PROVIDED DATA.
☆ ☆ ☆ ☆
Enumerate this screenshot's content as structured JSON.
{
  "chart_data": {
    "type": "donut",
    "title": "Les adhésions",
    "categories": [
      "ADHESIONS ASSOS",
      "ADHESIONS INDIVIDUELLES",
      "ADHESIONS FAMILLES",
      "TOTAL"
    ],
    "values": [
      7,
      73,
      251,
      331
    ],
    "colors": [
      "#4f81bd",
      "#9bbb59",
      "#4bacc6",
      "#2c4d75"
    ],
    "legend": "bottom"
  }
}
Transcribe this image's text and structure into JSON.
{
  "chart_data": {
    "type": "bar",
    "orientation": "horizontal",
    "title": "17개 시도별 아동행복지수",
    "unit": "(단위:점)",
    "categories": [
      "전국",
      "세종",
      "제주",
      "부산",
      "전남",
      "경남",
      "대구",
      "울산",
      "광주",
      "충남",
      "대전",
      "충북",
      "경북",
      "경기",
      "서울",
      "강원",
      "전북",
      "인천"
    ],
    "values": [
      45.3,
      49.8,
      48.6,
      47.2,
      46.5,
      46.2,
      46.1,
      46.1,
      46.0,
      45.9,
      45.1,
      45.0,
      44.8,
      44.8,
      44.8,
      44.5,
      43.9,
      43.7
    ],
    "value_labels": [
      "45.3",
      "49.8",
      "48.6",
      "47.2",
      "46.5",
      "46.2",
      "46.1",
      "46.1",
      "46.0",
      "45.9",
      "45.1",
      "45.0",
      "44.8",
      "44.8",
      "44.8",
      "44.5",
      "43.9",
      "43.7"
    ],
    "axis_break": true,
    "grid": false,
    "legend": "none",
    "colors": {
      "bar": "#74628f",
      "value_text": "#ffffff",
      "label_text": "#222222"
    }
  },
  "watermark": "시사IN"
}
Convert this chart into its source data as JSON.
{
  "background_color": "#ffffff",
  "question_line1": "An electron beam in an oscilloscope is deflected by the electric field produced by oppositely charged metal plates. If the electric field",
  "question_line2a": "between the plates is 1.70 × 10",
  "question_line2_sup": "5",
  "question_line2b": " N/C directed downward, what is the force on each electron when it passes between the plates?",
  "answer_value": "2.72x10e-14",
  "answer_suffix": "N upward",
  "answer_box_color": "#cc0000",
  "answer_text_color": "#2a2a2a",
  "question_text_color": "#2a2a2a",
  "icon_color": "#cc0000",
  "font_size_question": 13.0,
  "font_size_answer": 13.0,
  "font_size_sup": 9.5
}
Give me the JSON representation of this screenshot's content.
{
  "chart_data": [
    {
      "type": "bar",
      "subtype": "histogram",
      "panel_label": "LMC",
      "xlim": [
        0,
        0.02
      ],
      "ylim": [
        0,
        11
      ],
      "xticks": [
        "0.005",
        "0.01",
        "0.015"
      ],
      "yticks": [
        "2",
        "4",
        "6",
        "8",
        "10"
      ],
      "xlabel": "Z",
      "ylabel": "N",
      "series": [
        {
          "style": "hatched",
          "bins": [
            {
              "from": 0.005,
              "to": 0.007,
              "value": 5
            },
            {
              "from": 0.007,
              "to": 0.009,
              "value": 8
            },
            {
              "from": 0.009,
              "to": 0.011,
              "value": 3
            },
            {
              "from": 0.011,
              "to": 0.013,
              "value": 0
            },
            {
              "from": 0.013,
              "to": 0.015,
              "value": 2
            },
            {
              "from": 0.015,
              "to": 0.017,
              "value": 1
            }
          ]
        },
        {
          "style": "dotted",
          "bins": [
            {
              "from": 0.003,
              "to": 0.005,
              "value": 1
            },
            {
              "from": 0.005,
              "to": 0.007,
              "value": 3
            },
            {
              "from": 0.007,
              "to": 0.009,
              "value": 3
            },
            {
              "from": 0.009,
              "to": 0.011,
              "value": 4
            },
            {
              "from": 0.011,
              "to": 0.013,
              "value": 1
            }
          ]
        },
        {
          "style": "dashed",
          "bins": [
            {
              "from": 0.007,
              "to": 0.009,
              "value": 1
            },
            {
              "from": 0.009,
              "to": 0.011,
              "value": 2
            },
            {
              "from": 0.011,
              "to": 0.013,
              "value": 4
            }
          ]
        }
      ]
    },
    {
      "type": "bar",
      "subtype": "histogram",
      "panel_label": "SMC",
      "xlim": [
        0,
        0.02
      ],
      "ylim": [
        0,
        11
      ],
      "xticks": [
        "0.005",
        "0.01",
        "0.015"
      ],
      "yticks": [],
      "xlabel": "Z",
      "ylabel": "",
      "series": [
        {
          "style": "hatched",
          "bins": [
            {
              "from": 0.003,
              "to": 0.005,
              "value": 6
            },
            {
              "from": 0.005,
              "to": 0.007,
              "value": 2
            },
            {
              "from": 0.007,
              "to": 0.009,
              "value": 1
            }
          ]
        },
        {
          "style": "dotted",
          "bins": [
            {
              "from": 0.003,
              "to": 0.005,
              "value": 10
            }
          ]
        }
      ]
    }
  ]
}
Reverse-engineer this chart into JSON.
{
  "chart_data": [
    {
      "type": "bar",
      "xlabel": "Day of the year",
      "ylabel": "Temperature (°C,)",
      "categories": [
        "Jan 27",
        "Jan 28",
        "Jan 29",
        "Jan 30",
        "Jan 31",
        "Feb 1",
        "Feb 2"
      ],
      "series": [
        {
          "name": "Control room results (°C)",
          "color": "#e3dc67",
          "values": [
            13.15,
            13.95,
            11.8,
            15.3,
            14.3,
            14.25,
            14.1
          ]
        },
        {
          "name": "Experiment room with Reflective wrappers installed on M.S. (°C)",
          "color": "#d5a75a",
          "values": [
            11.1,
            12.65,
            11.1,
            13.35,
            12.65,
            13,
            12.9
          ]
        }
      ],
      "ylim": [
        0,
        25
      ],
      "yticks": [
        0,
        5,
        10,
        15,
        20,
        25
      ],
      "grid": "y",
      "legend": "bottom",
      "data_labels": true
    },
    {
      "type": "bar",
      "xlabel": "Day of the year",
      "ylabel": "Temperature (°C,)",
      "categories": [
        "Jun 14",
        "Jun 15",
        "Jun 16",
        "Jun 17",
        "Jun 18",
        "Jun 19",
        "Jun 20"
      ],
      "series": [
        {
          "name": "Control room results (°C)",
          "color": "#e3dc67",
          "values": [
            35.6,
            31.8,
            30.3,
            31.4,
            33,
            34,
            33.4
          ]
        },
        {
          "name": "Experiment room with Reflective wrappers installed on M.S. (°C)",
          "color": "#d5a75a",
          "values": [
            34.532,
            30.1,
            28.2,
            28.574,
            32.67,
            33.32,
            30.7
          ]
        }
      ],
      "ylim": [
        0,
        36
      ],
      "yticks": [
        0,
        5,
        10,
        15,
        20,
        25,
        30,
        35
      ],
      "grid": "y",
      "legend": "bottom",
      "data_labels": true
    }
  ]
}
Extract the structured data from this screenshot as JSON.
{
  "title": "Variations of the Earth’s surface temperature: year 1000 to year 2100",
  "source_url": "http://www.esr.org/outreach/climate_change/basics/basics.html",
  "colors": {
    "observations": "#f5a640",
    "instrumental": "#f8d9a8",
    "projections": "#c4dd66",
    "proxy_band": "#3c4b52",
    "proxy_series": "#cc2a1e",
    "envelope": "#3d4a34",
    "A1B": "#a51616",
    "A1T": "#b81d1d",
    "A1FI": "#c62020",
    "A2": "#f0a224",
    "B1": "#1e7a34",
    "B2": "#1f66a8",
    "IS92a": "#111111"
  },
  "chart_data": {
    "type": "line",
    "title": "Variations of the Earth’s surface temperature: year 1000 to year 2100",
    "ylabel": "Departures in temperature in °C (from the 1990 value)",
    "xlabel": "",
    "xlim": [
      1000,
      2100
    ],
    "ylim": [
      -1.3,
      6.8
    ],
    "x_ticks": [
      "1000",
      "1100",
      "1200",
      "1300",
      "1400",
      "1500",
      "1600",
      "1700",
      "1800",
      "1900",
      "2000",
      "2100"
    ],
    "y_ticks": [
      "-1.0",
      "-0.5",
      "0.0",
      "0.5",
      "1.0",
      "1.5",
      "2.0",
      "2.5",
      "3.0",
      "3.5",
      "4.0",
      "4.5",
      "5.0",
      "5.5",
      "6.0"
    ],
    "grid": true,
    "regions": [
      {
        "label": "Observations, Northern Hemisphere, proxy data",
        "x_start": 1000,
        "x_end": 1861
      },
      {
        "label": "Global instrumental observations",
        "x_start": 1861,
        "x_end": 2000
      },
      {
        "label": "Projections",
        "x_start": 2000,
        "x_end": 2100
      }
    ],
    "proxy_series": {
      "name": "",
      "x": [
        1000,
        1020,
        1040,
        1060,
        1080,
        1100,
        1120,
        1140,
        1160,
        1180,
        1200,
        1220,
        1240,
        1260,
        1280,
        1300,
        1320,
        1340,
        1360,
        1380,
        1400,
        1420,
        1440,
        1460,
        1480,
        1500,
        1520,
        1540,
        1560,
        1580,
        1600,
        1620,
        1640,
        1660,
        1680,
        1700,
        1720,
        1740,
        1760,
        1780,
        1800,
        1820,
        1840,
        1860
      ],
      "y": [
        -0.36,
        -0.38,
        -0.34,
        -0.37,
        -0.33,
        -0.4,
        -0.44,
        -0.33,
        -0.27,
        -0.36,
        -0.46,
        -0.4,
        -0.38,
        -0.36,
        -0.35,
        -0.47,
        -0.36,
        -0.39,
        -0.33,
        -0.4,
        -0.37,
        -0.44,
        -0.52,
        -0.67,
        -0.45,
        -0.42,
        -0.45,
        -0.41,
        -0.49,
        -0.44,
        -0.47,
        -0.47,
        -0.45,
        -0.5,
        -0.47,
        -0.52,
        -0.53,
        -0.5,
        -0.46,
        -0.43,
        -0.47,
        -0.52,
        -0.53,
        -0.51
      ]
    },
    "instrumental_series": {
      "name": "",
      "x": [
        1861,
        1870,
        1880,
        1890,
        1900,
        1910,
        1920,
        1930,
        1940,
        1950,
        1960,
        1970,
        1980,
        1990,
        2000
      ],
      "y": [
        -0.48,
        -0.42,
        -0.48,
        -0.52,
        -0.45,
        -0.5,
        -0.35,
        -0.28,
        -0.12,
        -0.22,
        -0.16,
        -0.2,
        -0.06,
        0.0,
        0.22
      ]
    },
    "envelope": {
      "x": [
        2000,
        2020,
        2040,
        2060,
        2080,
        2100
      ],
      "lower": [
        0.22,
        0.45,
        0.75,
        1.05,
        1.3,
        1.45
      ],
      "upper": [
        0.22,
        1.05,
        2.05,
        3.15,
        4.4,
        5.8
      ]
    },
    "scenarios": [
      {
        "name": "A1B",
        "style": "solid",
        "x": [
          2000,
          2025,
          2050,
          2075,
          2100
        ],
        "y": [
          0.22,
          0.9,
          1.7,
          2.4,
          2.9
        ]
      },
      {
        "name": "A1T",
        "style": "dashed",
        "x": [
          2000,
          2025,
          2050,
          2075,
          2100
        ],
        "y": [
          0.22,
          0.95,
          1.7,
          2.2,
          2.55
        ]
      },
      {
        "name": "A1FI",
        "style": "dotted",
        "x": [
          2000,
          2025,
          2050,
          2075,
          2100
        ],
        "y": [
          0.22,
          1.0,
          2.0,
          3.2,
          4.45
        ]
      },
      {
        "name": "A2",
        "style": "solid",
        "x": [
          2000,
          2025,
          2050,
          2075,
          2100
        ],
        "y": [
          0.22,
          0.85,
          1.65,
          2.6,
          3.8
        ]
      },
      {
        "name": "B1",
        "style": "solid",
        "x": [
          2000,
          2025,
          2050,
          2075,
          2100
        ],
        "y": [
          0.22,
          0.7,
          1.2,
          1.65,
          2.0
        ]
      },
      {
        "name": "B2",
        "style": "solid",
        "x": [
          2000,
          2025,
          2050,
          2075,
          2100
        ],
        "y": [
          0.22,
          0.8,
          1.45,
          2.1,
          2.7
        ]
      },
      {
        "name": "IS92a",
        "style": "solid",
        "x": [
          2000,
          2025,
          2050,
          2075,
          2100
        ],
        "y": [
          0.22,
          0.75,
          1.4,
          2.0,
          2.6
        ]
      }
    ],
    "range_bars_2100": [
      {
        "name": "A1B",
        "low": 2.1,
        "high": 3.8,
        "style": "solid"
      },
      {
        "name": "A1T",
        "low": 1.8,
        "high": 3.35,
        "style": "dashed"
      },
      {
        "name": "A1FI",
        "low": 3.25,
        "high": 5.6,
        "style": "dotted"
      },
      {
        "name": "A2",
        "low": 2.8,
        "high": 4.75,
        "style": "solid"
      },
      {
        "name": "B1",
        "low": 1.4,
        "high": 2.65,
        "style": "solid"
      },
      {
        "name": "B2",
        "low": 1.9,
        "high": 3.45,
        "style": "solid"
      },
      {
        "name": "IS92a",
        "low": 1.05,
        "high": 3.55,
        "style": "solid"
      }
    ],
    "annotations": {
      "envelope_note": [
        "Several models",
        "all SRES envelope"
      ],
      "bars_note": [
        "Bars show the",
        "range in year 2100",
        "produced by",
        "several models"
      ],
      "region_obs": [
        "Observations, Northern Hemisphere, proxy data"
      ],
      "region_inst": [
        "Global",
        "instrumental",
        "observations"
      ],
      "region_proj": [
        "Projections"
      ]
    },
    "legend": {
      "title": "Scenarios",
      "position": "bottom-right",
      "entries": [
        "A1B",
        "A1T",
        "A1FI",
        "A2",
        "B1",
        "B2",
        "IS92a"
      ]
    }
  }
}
☆ ☆ ☆ ☆
TASK TO CARRY OUT. Which lines in the records above contain the string "structured"? Copy each one.

EXERCISE RESULT.
Enumerate this screenshot's content as structured JSON.
Extract the structured data from this screenshot as JSON.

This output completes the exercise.